-- Data for this exercise start --
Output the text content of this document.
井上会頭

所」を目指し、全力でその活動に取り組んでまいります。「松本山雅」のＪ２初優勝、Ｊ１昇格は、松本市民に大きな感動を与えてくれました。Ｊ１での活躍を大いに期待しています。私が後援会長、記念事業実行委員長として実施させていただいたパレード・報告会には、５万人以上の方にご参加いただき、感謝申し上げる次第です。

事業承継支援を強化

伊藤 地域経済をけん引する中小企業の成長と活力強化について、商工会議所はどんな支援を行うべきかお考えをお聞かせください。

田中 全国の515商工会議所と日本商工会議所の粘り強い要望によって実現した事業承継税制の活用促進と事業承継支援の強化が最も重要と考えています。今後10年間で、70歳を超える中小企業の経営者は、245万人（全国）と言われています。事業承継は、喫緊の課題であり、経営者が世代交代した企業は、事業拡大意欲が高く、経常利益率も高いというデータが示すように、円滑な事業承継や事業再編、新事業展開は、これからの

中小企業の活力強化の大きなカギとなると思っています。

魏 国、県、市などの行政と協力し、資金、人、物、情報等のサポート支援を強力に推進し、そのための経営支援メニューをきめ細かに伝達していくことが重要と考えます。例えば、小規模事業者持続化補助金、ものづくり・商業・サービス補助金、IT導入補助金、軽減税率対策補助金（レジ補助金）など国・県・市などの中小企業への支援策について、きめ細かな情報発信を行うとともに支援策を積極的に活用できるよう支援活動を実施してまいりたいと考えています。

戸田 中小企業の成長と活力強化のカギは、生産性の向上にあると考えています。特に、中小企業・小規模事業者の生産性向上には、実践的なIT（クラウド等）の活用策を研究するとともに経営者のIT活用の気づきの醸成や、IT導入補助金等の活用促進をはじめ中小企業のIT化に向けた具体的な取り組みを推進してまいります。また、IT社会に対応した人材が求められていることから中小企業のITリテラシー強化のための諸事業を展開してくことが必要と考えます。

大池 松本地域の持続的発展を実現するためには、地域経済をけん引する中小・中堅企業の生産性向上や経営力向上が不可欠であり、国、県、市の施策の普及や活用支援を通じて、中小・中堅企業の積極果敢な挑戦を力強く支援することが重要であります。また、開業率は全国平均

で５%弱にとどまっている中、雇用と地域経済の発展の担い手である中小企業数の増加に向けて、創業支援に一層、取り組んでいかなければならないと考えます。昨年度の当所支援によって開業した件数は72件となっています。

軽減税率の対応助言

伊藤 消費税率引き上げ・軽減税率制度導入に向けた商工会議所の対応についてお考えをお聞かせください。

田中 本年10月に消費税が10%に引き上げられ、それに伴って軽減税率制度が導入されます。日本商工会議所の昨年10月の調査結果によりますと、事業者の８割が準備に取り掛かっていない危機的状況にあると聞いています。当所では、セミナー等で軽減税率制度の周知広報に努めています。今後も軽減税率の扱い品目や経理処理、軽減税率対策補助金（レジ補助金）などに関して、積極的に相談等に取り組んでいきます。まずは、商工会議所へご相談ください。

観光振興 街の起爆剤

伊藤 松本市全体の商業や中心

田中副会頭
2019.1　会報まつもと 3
-- Data for this exercise end --
Which lines above hold the word "レジ補助金"? Copy each of them.

--- Solution to this exercise ---
魏 国、県、市などの行政と協力し、資金、人、物、情報等のサポート支援を強力に推進し、そのための経営支援メニューをきめ細かに伝達していくことが重要と考えます。例えば、小規模事業者持続化補助金、ものづくり・商業・サービス補助金、IT導入補助金、軽減税率対策補助金（レジ補助金）など国・県・市などの中小企業への支援策について、きめ細かな情報発信を行うとともに支援策を積極的に活用できるよう支援活動を実施してまいりたいと考えています。
田中 本年10月に消費税が10%に引き上げられ、それに伴って軽減税率制度が導入されます。日本商工会議所の昨年10月の調査結果によりますと、事業者の８割が準備に取り掛かっていない危機的状況にあると聞いています。当所では、セミナー等で軽減税率制度の周知広報に努めています。今後も軽減税率の扱い品目や経理処理、軽減税率対策補助金（レジ補助金）などに関して、積極的に相談等に取り組んでいきます。まずは、商工会議所へご相談ください。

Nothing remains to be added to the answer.